> [EXTRACTED DATA]
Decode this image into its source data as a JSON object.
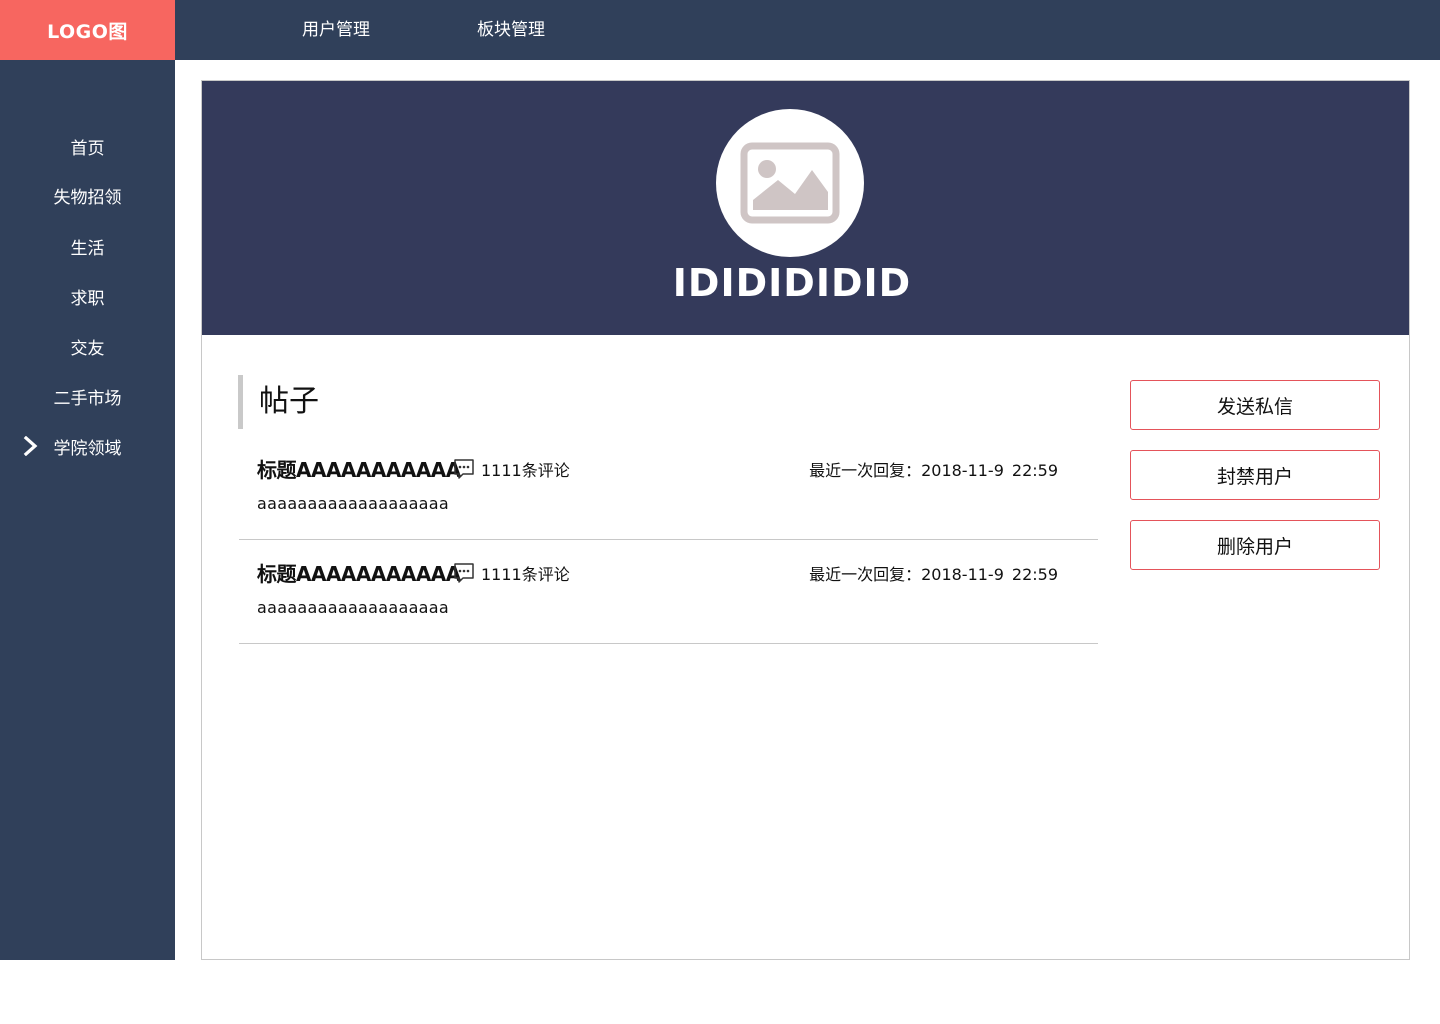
{
  "logo": {
    "text": "LOGO图"
  },
  "topnav": [
    {
      "label": "用户管理"
    },
    {
      "label": "板块管理"
    }
  ],
  "sidebar": {
    "items": [
      {
        "label": "首页"
      },
      {
        "label": "失物招领"
      },
      {
        "label": "生活"
      },
      {
        "label": "求职"
      },
      {
        "label": "交友"
      },
      {
        "label": "二手市场"
      },
      {
        "label": "学院领域",
        "expandable": true,
        "icon": "chevron-right-icon"
      }
    ]
  },
  "profile": {
    "avatar_icon": "image-placeholder-icon",
    "username": "IDIDIDIDID"
  },
  "posts_section": {
    "title": "帖子",
    "posts": [
      {
        "title": "标题AAAAAAAAAAA",
        "comment_icon": "comment-icon",
        "comments": "1111条评论",
        "reply_label": "最近一次回复：2018-11-9",
        "reply_time": "22:59",
        "body": "aaaaaaaaaaaaaaaaaaa"
      },
      {
        "title": "标题AAAAAAAAAAA",
        "comment_icon": "comment-icon",
        "comments": "1111条评论",
        "reply_label": "最近一次回复：2018-11-9",
        "reply_time": "22:59",
        "body": "aaaaaaaaaaaaaaaaaaa"
      }
    ]
  },
  "actions": {
    "send_message": "发送私信",
    "ban_user": "封禁用户",
    "delete_user": "删除用户"
  },
  "colors": {
    "logo_bg": "#f76660",
    "nav_bg": "#30405a",
    "banner_bg": "#343a5b",
    "button_border": "#e4535a"
  }
}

> [EXERCISE REQUIREMENTS] Repeat the records above verbatim, with no pictures in the result.

> [EXERCISE OUTPUT]
Decode this image into its source data as a JSON object.
{
  "logo": {
    "text": "LOGO图"
  },
  "topnav": [
    {
      "label": "用户管理"
    },
    {
      "label": "板块管理"
    }
  ],
  "sidebar": {
    "items": [
      {
        "label": "首页"
      },
      {
        "label": "失物招领"
      },
      {
        "label": "生活"
      },
      {
        "label": "求职"
      },
      {
        "label": "交友"
      },
      {
        "label": "二手市场"
      },
      {
        "label": "学院领域",
        "expandable": true,
        "icon": "chevron-right-icon"
      }
    ]
  },
  "profile": {
    "avatar_icon": "image-placeholder-icon",
    "username": "IDIDIDIDID"
  },
  "posts_section": {
    "title": "帖子",
    "posts": [
      {
        "title": "标题AAAAAAAAAAA",
        "comment_icon": "comment-icon",
        "comments": "1111条评论",
        "reply_label": "最近一次回复：2018-11-9",
        "reply_time": "22:59",
        "body": "aaaaaaaaaaaaaaaaaaa"
      },
      {
        "title": "标题AAAAAAAAAAA",
        "comment_icon": "comment-icon",
        "comments": "1111条评论",
        "reply_label": "最近一次回复：2018-11-9",
        "reply_time": "22:59",
        "body": "aaaaaaaaaaaaaaaaaaa"
      }
    ]
  },
  "actions": {
    "send_message": "发送私信",
    "ban_user": "封禁用户",
    "delete_user": "删除用户"
  },
  "colors": {
    "logo_bg": "#f76660",
    "nav_bg": "#30405a",
    "banner_bg": "#343a5b",
    "button_border": "#e4535a"
  }
}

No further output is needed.